**Given request:** Without the pictures, set down the records below word for word.

(Dataset items)
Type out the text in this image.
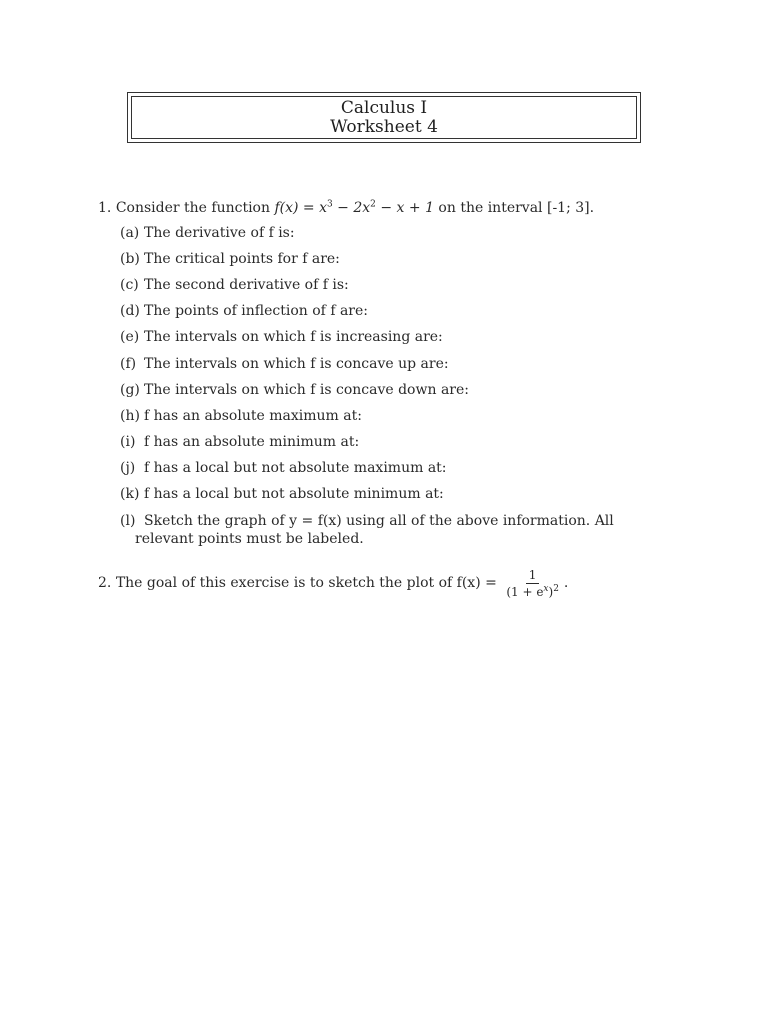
Calculus I
Worksheet 4
1. Consider the function $f(x) = x^3 - 2x^2 - x + 1$ on the interval [-1; 3].
(a) The derivative of f is:
(b) The critical points for f are:
(c) The second derivative of f is:
(d) The points of inflection of f are:
(e) The intervals on which f is increasing are:
(f) The intervals on which f is concave up are:
(g) The intervals on which f is concave down are:
(h) f has an absolute maximum at:
(i) f has an absolute minimum at:
(j) f has a local but not absolute maximum at:
(k) f has a local but not absolute minimum at:
(l) Sketch the graph of y = f(x) using all of the above information. All
relevant points must be labeled.
2. The goal of this exercise is to sketch the plot of $f(x) = \frac{1}{(1 + e^x)^2}$ .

**Right answer:**
Type out the text in this image.
Calculus I
Worksheet 4
1. Consider the function $f(x) = x^3 - 2x^2 - x + 1$ on the interval [-1; 3].
(a) The derivative of f is:
(b) The critical points for f are:
(c) The second derivative of f is:
(d) The points of inflection of f are:
(e) The intervals on which f is increasing are:
(f) The intervals on which f is concave up are:
(g) The intervals on which f is concave down are:
(h) f has an absolute maximum at:
(i) f has an absolute minimum at:
(j) f has a local but not absolute maximum at:
(k) f has a local but not absolute minimum at:
(l) Sketch the graph of y = f(x) using all of the above information. All
relevant points must be labeled.
2. The goal of this exercise is to sketch the plot of $f(x) = \frac{1}{(1 + e^x)^2}$ .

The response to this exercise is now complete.